▸ **EXERCISE**
Exact copies are required of the lines from the line containing "Give me a plain-text" through the final line of the listing, both included, and of no other lines.
** Begin **
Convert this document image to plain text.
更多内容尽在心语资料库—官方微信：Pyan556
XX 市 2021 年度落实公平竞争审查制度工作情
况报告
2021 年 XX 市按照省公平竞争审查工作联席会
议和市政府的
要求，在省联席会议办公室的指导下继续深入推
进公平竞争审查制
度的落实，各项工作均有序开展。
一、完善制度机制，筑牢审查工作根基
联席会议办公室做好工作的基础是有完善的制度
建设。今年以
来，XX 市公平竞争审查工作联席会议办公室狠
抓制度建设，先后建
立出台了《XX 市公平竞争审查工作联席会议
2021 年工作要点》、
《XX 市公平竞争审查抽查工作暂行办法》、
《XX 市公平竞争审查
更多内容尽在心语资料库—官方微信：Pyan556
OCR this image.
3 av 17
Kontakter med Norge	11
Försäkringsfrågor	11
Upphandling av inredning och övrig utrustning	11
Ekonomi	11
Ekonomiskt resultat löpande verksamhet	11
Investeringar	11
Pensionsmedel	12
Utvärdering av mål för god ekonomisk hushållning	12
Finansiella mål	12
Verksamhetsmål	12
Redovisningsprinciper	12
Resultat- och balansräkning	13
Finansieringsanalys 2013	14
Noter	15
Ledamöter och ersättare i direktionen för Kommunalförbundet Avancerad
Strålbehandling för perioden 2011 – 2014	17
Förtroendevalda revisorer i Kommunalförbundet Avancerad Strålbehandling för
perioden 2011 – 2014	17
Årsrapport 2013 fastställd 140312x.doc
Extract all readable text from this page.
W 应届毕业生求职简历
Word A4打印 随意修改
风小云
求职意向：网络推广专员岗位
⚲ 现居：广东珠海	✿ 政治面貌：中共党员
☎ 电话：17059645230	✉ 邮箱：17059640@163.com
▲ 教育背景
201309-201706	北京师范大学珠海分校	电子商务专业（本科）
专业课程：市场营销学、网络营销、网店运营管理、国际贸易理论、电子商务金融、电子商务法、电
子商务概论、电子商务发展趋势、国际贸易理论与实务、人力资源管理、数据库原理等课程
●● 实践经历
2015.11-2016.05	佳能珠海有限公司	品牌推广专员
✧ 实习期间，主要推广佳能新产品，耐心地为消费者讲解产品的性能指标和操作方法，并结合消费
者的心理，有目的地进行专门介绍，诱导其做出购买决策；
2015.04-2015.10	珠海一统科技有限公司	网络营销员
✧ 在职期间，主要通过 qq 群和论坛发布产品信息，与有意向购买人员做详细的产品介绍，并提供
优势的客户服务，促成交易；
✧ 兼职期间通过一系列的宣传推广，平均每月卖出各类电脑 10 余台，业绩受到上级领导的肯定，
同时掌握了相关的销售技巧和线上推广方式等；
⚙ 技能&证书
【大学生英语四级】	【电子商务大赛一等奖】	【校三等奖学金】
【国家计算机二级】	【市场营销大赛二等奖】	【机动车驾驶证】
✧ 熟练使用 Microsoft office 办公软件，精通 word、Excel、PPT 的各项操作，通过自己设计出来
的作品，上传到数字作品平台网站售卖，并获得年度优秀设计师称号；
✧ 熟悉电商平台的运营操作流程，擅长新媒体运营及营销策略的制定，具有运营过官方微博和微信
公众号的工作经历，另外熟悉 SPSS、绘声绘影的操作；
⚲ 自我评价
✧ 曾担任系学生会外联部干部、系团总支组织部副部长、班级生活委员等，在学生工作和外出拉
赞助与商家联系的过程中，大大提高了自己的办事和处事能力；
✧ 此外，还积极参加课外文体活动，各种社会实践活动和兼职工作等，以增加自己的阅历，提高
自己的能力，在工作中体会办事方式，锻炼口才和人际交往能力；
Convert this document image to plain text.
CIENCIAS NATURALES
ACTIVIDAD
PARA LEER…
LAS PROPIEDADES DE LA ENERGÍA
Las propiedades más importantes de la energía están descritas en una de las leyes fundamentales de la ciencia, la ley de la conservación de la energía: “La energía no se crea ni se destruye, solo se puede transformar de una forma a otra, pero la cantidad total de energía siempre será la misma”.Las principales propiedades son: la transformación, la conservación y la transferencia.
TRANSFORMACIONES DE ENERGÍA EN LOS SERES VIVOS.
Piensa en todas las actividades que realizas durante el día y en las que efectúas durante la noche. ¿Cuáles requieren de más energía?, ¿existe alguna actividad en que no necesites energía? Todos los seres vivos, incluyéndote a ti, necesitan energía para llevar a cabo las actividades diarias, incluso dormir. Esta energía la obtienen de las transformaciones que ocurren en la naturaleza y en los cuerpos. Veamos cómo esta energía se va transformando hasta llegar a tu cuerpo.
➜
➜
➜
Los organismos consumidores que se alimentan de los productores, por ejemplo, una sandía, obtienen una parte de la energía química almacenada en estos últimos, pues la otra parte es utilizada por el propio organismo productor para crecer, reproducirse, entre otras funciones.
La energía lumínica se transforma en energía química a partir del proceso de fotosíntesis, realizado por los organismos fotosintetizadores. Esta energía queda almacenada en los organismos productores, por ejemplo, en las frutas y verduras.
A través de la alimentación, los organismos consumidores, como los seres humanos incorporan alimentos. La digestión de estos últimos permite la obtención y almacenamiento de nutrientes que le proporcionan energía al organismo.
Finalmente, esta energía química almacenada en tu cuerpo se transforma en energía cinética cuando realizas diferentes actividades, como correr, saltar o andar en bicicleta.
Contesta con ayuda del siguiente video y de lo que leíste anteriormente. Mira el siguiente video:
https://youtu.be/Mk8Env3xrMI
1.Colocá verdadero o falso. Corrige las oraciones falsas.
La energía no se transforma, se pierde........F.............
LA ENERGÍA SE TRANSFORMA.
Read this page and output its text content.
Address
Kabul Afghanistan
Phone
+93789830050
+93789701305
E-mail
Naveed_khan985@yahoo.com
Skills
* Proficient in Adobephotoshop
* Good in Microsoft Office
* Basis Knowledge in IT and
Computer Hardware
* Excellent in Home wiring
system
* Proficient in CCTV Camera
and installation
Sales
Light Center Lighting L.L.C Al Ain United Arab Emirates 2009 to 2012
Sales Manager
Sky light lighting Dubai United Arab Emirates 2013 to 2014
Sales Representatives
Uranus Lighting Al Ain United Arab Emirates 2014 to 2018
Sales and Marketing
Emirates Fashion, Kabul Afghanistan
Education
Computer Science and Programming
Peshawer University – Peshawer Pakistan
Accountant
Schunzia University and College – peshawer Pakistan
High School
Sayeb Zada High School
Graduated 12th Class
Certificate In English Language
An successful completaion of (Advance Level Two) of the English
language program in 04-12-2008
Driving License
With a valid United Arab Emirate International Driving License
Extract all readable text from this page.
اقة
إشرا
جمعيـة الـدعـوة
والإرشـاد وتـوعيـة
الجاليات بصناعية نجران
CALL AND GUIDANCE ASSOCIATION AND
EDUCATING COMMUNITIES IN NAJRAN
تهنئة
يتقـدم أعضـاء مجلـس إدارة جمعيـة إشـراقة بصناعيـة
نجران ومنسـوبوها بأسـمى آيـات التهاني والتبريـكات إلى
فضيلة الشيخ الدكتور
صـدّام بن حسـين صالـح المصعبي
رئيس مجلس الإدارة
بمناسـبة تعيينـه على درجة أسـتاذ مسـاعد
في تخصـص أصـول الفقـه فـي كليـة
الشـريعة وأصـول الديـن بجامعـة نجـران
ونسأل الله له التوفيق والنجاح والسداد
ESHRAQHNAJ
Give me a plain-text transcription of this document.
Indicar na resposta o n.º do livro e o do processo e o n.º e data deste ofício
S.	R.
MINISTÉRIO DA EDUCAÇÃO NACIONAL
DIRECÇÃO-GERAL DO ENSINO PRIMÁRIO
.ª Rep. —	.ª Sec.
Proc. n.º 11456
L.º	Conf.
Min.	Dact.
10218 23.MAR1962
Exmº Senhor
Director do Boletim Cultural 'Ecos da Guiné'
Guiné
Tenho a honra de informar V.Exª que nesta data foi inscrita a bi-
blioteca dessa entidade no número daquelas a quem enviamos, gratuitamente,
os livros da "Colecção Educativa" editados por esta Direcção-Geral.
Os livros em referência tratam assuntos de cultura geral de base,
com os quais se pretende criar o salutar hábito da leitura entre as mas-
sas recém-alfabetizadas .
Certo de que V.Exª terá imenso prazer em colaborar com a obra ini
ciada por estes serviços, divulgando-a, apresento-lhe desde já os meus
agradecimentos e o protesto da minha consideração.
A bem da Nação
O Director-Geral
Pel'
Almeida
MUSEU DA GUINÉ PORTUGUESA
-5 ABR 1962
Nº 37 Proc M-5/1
** End **
▸ **SOLUTION TO THE PROBLEM**
Give me a plain-text transcription of this document.
Indicar na resposta o n.º do livro e o do processo e o n.º e data deste ofício
S.	R.
MINISTÉRIO DA EDUCAÇÃO NACIONAL
DIRECÇÃO-GERAL DO ENSINO PRIMÁRIO
.ª Rep. —	.ª Sec.
Proc. n.º 11456
L.º	Conf.
Min.	Dact.
10218 23.MAR1962
Exmº Senhor
Director do Boletim Cultural 'Ecos da Guiné'
Guiné
Tenho a honra de informar V.Exª que nesta data foi inscrita a bi-
blioteca dessa entidade no número daquelas a quem enviamos, gratuitamente,
os livros da "Colecção Educativa" editados por esta Direcção-Geral.
Os livros em referência tratam assuntos de cultura geral de base,
com os quais se pretende criar o salutar hábito da leitura entre as mas-
sas recém-alfabetizadas .
Certo de que V.Exª terá imenso prazer em colaborar com a obra ini
ciada por estes serviços, divulgando-a, apresento-lhe desde já os meus
agradecimentos e o protesto da minha consideração.
A bem da Nação
O Director-Geral
Pel'
Almeida
MUSEU DA GUINÉ PORTUGUESA
-5 ABR 1962
Nº 37 Proc M-5/1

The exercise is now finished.